DESCRIPTION OF THE TASK: Transcribe the records exactly. Pictures do not belong in the transcription.

STORED DATA:
++++++++++++++++++++
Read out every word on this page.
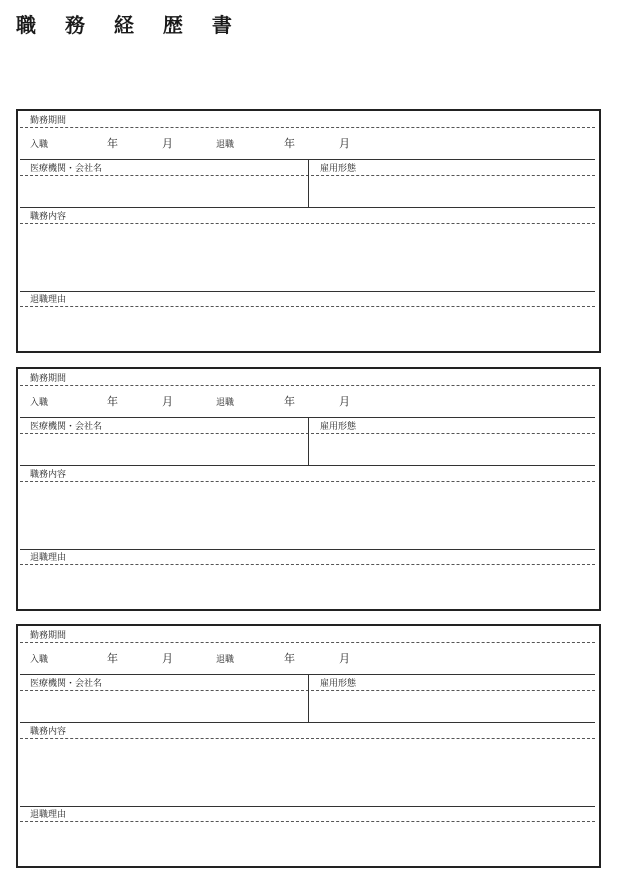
職 務 経 歴 書
勤務期間
入職	年	月	退職	年	月
医療機関・会社名	雇用形態
職務内容
退職理由
勤務期間
入職	年	月	退職	年	月
医療機関・会社名	雇用形態
職務内容
退職理由
勤務期間
入職	年	月	退職	年	月
医療機関・会社名	雇用形態
職務内容
退職理由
++++++++++++++++++++
RESULT OF THE TASK:
Read out every word on this page.
職 務 経 歴 書
勤務期間
入職	年	月	退職	年	月
医療機関・会社名	雇用形態
職務内容
退職理由
勤務期間
入職	年	月	退職	年	月
医療機関・会社名	雇用形態
職務内容
退職理由
勤務期間
入職	年	月	退職	年	月
医療機関・会社名	雇用形態
職務内容
退職理由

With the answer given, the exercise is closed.